PROMPT → Copy all of the material exactly. Pictures are not to appear in the copy.

[Records from a collection of figures]
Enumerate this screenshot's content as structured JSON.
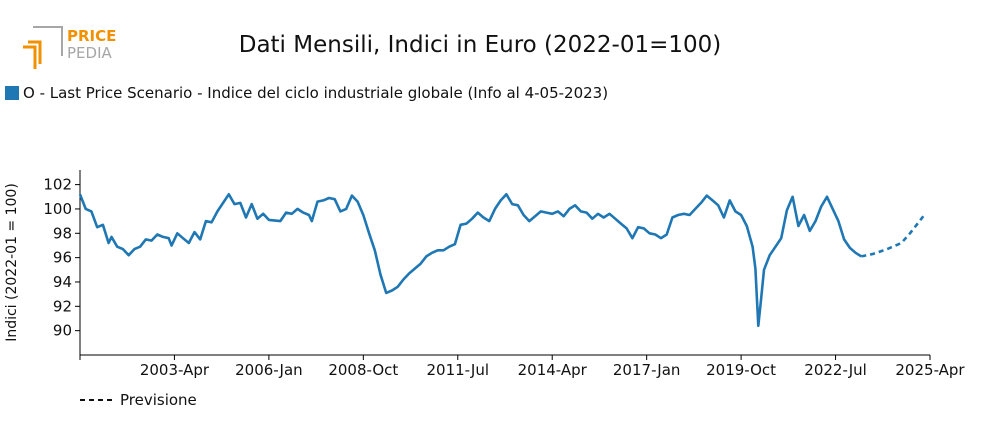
{
  "logo": {
    "line1": "PRICE",
    "line2": "PEDIA"
  },
  "colors": {
    "series": "#1f77b4",
    "logo_orange": "#f29100",
    "logo_grey": "#a6a6a6",
    "axis": "#000000"
  },
  "chart_data": {
    "type": "line",
    "title": "Dati Mensili, Indici in Euro (2022-01=100)",
    "ylabel": "Indici (2022-01 = 100)",
    "xlabel": "",
    "ylim": [
      88,
      103.2
    ],
    "xlim": [
      "2000-07",
      "2025-04"
    ],
    "yticks": [
      90,
      92,
      94,
      96,
      98,
      100,
      102
    ],
    "xticks": [
      "2003-Apr",
      "2006-Jan",
      "2008-Oct",
      "2011-Jul",
      "2014-Apr",
      "2017-Jan",
      "2019-Oct",
      "2022-Jul",
      "2025-Apr"
    ],
    "grid": false,
    "legend_position": "top-left",
    "series": [
      {
        "name": "O - Last Price Scenario - Indice del ciclo industriale globale (Info al 4-05-2023)",
        "style": "solid",
        "points": [
          [
            "2000-07",
            101.2
          ],
          [
            "2000-09",
            100.0
          ],
          [
            "2000-11",
            99.8
          ],
          [
            "2001-01",
            98.5
          ],
          [
            "2001-03",
            98.7
          ],
          [
            "2001-05",
            97.2
          ],
          [
            "2001-06",
            97.7
          ],
          [
            "2001-08",
            96.9
          ],
          [
            "2001-10",
            96.7
          ],
          [
            "2001-12",
            96.2
          ],
          [
            "2002-02",
            96.7
          ],
          [
            "2002-04",
            96.9
          ],
          [
            "2002-06",
            97.5
          ],
          [
            "2002-08",
            97.4
          ],
          [
            "2002-10",
            97.9
          ],
          [
            "2002-12",
            97.7
          ],
          [
            "2003-02",
            97.6
          ],
          [
            "2003-03",
            97.0
          ],
          [
            "2003-05",
            98.0
          ],
          [
            "2003-07",
            97.6
          ],
          [
            "2003-09",
            97.2
          ],
          [
            "2003-11",
            98.1
          ],
          [
            "2004-01",
            97.5
          ],
          [
            "2004-03",
            99.0
          ],
          [
            "2004-05",
            98.9
          ],
          [
            "2004-07",
            99.8
          ],
          [
            "2004-09",
            100.5
          ],
          [
            "2004-11",
            101.2
          ],
          [
            "2005-01",
            100.4
          ],
          [
            "2005-03",
            100.5
          ],
          [
            "2005-05",
            99.3
          ],
          [
            "2005-07",
            100.4
          ],
          [
            "2005-09",
            99.2
          ],
          [
            "2005-11",
            99.6
          ],
          [
            "2006-01",
            99.1
          ],
          [
            "2006-05",
            99.0
          ],
          [
            "2006-07",
            99.7
          ],
          [
            "2006-09",
            99.6
          ],
          [
            "2006-11",
            100.0
          ],
          [
            "2007-01",
            99.7
          ],
          [
            "2007-03",
            99.5
          ],
          [
            "2007-04",
            99.0
          ],
          [
            "2007-06",
            100.6
          ],
          [
            "2007-08",
            100.7
          ],
          [
            "2007-10",
            100.9
          ],
          [
            "2007-12",
            100.8
          ],
          [
            "2008-02",
            99.8
          ],
          [
            "2008-04",
            100.0
          ],
          [
            "2008-06",
            101.1
          ],
          [
            "2008-08",
            100.6
          ],
          [
            "2008-10",
            99.5
          ],
          [
            "2008-12",
            98.0
          ],
          [
            "2009-02",
            96.6
          ],
          [
            "2009-04",
            94.6
          ],
          [
            "2009-06",
            93.1
          ],
          [
            "2009-08",
            93.3
          ],
          [
            "2009-10",
            93.6
          ],
          [
            "2009-12",
            94.2
          ],
          [
            "2010-02",
            94.7
          ],
          [
            "2010-04",
            95.1
          ],
          [
            "2010-06",
            95.5
          ],
          [
            "2010-08",
            96.1
          ],
          [
            "2010-10",
            96.4
          ],
          [
            "2010-12",
            96.6
          ],
          [
            "2011-02",
            96.6
          ],
          [
            "2011-04",
            96.9
          ],
          [
            "2011-06",
            97.1
          ],
          [
            "2011-08",
            98.7
          ],
          [
            "2011-10",
            98.8
          ],
          [
            "2011-12",
            99.2
          ],
          [
            "2012-02",
            99.7
          ],
          [
            "2012-04",
            99.3
          ],
          [
            "2012-06",
            99.0
          ],
          [
            "2012-08",
            100.0
          ],
          [
            "2012-10",
            100.7
          ],
          [
            "2012-12",
            101.2
          ],
          [
            "2013-02",
            100.4
          ],
          [
            "2013-04",
            100.3
          ],
          [
            "2013-06",
            99.5
          ],
          [
            "2013-08",
            99.0
          ],
          [
            "2013-10",
            99.4
          ],
          [
            "2013-12",
            99.8
          ],
          [
            "2014-02",
            99.7
          ],
          [
            "2014-04",
            99.6
          ],
          [
            "2014-06",
            99.8
          ],
          [
            "2014-08",
            99.4
          ],
          [
            "2014-10",
            100.0
          ],
          [
            "2014-12",
            100.3
          ],
          [
            "2015-02",
            99.8
          ],
          [
            "2015-04",
            99.7
          ],
          [
            "2015-06",
            99.2
          ],
          [
            "2015-08",
            99.6
          ],
          [
            "2015-10",
            99.3
          ],
          [
            "2015-12",
            99.6
          ],
          [
            "2016-02",
            99.2
          ],
          [
            "2016-04",
            98.8
          ],
          [
            "2016-06",
            98.4
          ],
          [
            "2016-08",
            97.6
          ],
          [
            "2016-10",
            98.5
          ],
          [
            "2016-12",
            98.4
          ],
          [
            "2017-02",
            98.0
          ],
          [
            "2017-04",
            97.9
          ],
          [
            "2017-06",
            97.6
          ],
          [
            "2017-08",
            97.9
          ],
          [
            "2017-10",
            99.3
          ],
          [
            "2017-12",
            99.5
          ],
          [
            "2018-02",
            99.6
          ],
          [
            "2018-04",
            99.5
          ],
          [
            "2018-06",
            100.0
          ],
          [
            "2018-08",
            100.5
          ],
          [
            "2018-10",
            101.1
          ],
          [
            "2018-12",
            100.7
          ],
          [
            "2019-02",
            100.3
          ],
          [
            "2019-04",
            99.3
          ],
          [
            "2019-06",
            100.7
          ],
          [
            "2019-08",
            99.8
          ],
          [
            "2019-10",
            99.5
          ],
          [
            "2019-12",
            98.6
          ],
          [
            "2020-02",
            96.9
          ],
          [
            "2020-03",
            95.1
          ],
          [
            "2020-04",
            90.4
          ],
          [
            "2020-05",
            92.6
          ],
          [
            "2020-06",
            95.0
          ],
          [
            "2020-08",
            96.2
          ],
          [
            "2020-10",
            96.9
          ],
          [
            "2020-12",
            97.6
          ],
          [
            "2021-02",
            99.9
          ],
          [
            "2021-04",
            101.0
          ],
          [
            "2021-06",
            98.6
          ],
          [
            "2021-08",
            99.5
          ],
          [
            "2021-10",
            98.2
          ],
          [
            "2021-12",
            99.0
          ],
          [
            "2022-02",
            100.2
          ],
          [
            "2022-04",
            101.0
          ],
          [
            "2022-06",
            100.0
          ],
          [
            "2022-08",
            99.0
          ],
          [
            "2022-10",
            97.5
          ],
          [
            "2022-12",
            96.8
          ],
          [
            "2023-02",
            96.4
          ],
          [
            "2023-04",
            96.1
          ]
        ]
      },
      {
        "name": "Previsione",
        "style": "dashed",
        "points": [
          [
            "2023-04",
            96.1
          ],
          [
            "2023-08",
            96.3
          ],
          [
            "2024-01",
            96.7
          ],
          [
            "2024-06",
            97.2
          ],
          [
            "2024-09",
            98.0
          ],
          [
            "2025-02",
            99.5
          ]
        ]
      }
    ]
  }
}
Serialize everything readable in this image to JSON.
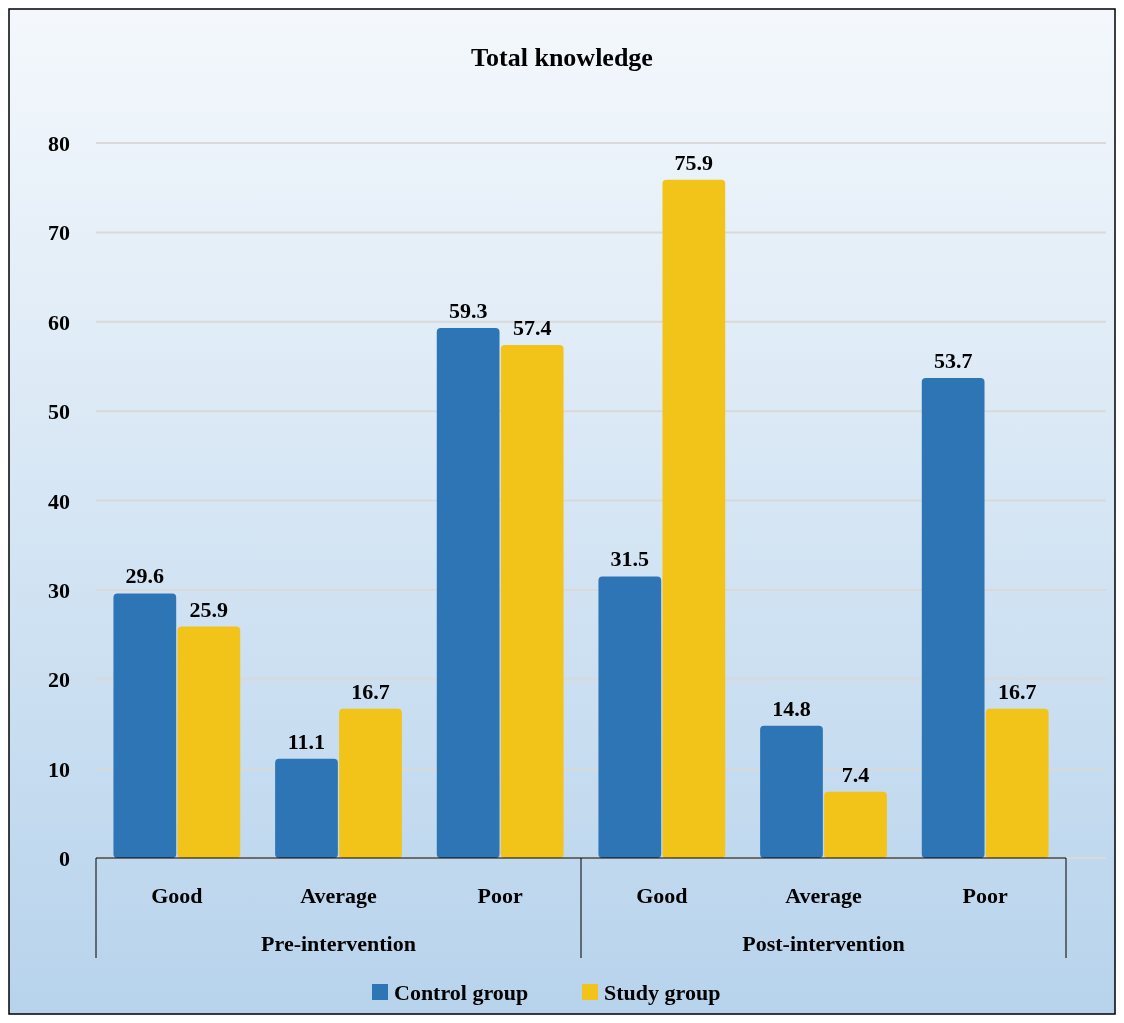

FINISHED TASK →
Enumerate this screenshot's content as structured JSON.
{
  "logo": {
    "line1": "PRICE",
    "line2": "PEDIA"
  },
  "colors": {
    "series": "#1f77b4",
    "logo_orange": "#f29100",
    "logo_grey": "#a6a6a6",
    "axis": "#000000"
  },
  "chart_data": {
    "type": "line",
    "title": "Dati Mensili, Indici in Euro (2022-01=100)",
    "ylabel": "Indici (2022-01 = 100)",
    "xlabel": "",
    "ylim": [
      88,
      103.2
    ],
    "xlim": [
      "2000-07",
      "2025-04"
    ],
    "yticks": [
      90,
      92,
      94,
      96,
      98,
      100,
      102
    ],
    "xticks": [
      "2003-Apr",
      "2006-Jan",
      "2008-Oct",
      "2011-Jul",
      "2014-Apr",
      "2017-Jan",
      "2019-Oct",
      "2022-Jul",
      "2025-Apr"
    ],
    "grid": false,
    "legend_position": "top-left",
    "series": [
      {
        "name": "O - Last Price Scenario - Indice del ciclo industriale globale (Info al 4-05-2023)",
        "style": "solid",
        "points": [
          [
            "2000-07",
            101.2
          ],
          [
            "2000-09",
            100.0
          ],
          [
            "2000-11",
            99.8
          ],
          [
            "2001-01",
            98.5
          ],
          [
            "2001-03",
            98.7
          ],
          [
            "2001-05",
            97.2
          ],
          [
            "2001-06",
            97.7
          ],
          [
            "2001-08",
            96.9
          ],
          [
            "2001-10",
            96.7
          ],
          [
            "2001-12",
            96.2
          ],
          [
            "2002-02",
            96.7
          ],
          [
            "2002-04",
            96.9
          ],
          [
            "2002-06",
            97.5
          ],
          [
            "2002-08",
            97.4
          ],
          [
            "2002-10",
            97.9
          ],
          [
            "2002-12",
            97.7
          ],
          [
            "2003-02",
            97.6
          ],
          [
            "2003-03",
            97.0
          ],
          [
            "2003-05",
            98.0
          ],
          [
            "2003-07",
            97.6
          ],
          [
            "2003-09",
            97.2
          ],
          [
            "2003-11",
            98.1
          ],
          [
            "2004-01",
            97.5
          ],
          [
            "2004-03",
            99.0
          ],
          [
            "2004-05",
            98.9
          ],
          [
            "2004-07",
            99.8
          ],
          [
            "2004-09",
            100.5
          ],
          [
            "2004-11",
            101.2
          ],
          [
            "2005-01",
            100.4
          ],
          [
            "2005-03",
            100.5
          ],
          [
            "2005-05",
            99.3
          ],
          [
            "2005-07",
            100.4
          ],
          [
            "2005-09",
            99.2
          ],
          [
            "2005-11",
            99.6
          ],
          [
            "2006-01",
            99.1
          ],
          [
            "2006-05",
            99.0
          ],
          [
            "2006-07",
            99.7
          ],
          [
            "2006-09",
            99.6
          ],
          [
            "2006-11",
            100.0
          ],
          [
            "2007-01",
            99.7
          ],
          [
            "2007-03",
            99.5
          ],
          [
            "2007-04",
            99.0
          ],
          [
            "2007-06",
            100.6
          ],
          [
            "2007-08",
            100.7
          ],
          [
            "2007-10",
            100.9
          ],
          [
            "2007-12",
            100.8
          ],
          [
            "2008-02",
            99.8
          ],
          [
            "2008-04",
            100.0
          ],
          [
            "2008-06",
            101.1
          ],
          [
            "2008-08",
            100.6
          ],
          [
            "2008-10",
            99.5
          ],
          [
            "2008-12",
            98.0
          ],
          [
            "2009-02",
            96.6
          ],
          [
            "2009-04",
            94.6
          ],
          [
            "2009-06",
            93.1
          ],
          [
            "2009-08",
            93.3
          ],
          [
            "2009-10",
            93.6
          ],
          [
            "2009-12",
            94.2
          ],
          [
            "2010-02",
            94.7
          ],
          [
            "2010-04",
            95.1
          ],
          [
            "2010-06",
            95.5
          ],
          [
            "2010-08",
            96.1
          ],
          [
            "2010-10",
            96.4
          ],
          [
            "2010-12",
            96.6
          ],
          [
            "2011-02",
            96.6
          ],
          [
            "2011-04",
            96.9
          ],
          [
            "2011-06",
            97.1
          ],
          [
            "2011-08",
            98.7
          ],
          [
            "2011-10",
            98.8
          ],
          [
            "2011-12",
            99.2
          ],
          [
            "2012-02",
            99.7
          ],
          [
            "2012-04",
            99.3
          ],
          [
            "2012-06",
            99.0
          ],
          [
            "2012-08",
            100.0
          ],
          [
            "2012-10",
            100.7
          ],
          [
            "2012-12",
            101.2
          ],
          [
            "2013-02",
            100.4
          ],
          [
            "2013-04",
            100.3
          ],
          [
            "2013-06",
            99.5
          ],
          [
            "2013-08",
            99.0
          ],
          [
            "2013-10",
            99.4
          ],
          [
            "2013-12",
            99.8
          ],
          [
            "2014-02",
            99.7
          ],
          [
            "2014-04",
            99.6
          ],
          [
            "2014-06",
            99.8
          ],
          [
            "2014-08",
            99.4
          ],
          [
            "2014-10",
            100.0
          ],
          [
            "2014-12",
            100.3
          ],
          [
            "2015-02",
            99.8
          ],
          [
            "2015-04",
            99.7
          ],
          [
            "2015-06",
            99.2
          ],
          [
            "2015-08",
            99.6
          ],
          [
            "2015-10",
            99.3
          ],
          [
            "2015-12",
            99.6
          ],
          [
            "2016-02",
            99.2
          ],
          [
            "2016-04",
            98.8
          ],
          [
            "2016-06",
            98.4
          ],
          [
            "2016-08",
            97.6
          ],
          [
            "2016-10",
            98.5
          ],
          [
            "2016-12",
            98.4
          ],
          [
            "2017-02",
            98.0
          ],
          [
            "2017-04",
            97.9
          ],
          [
            "2017-06",
            97.6
          ],
          [
            "2017-08",
            97.9
          ],
          [
            "2017-10",
            99.3
          ],
          [
            "2017-12",
            99.5
          ],
          [
            "2018-02",
            99.6
          ],
          [
            "2018-04",
            99.5
          ],
          [
            "2018-06",
            100.0
          ],
          [
            "2018-08",
            100.5
          ],
          [
            "2018-10",
            101.1
          ],
          [
            "2018-12",
            100.7
          ],
          [
            "2019-02",
            100.3
          ],
          [
            "2019-04",
            99.3
          ],
          [
            "2019-06",
            100.7
          ],
          [
            "2019-08",
            99.8
          ],
          [
            "2019-10",
            99.5
          ],
          [
            "2019-12",
            98.6
          ],
          [
            "2020-02",
            96.9
          ],
          [
            "2020-03",
            95.1
          ],
          [
            "2020-04",
            90.4
          ],
          [
            "2020-05",
            92.6
          ],
          [
            "2020-06",
            95.0
          ],
          [
            "2020-08",
            96.2
          ],
          [
            "2020-10",
            96.9
          ],
          [
            "2020-12",
            97.6
          ],
          [
            "2021-02",
            99.9
          ],
          [
            "2021-04",
            101.0
          ],
          [
            "2021-06",
            98.6
          ],
          [
            "2021-08",
            99.5
          ],
          [
            "2021-10",
            98.2
          ],
          [
            "2021-12",
            99.0
          ],
          [
            "2022-02",
            100.2
          ],
          [
            "2022-04",
            101.0
          ],
          [
            "2022-06",
            100.0
          ],
          [
            "2022-08",
            99.0
          ],
          [
            "2022-10",
            97.5
          ],
          [
            "2022-12",
            96.8
          ],
          [
            "2023-02",
            96.4
          ],
          [
            "2023-04",
            96.1
          ]
        ]
      },
      {
        "name": "Previsione",
        "style": "dashed",
        "points": [
          [
            "2023-04",
            96.1
          ],
          [
            "2023-08",
            96.3
          ],
          [
            "2024-01",
            96.7
          ],
          [
            "2024-06",
            97.2
          ],
          [
            "2024-09",
            98.0
          ],
          [
            "2025-02",
            99.5
          ]
        ]
      }
    ]
  }
}
Serialize everything readable in this image to JSON.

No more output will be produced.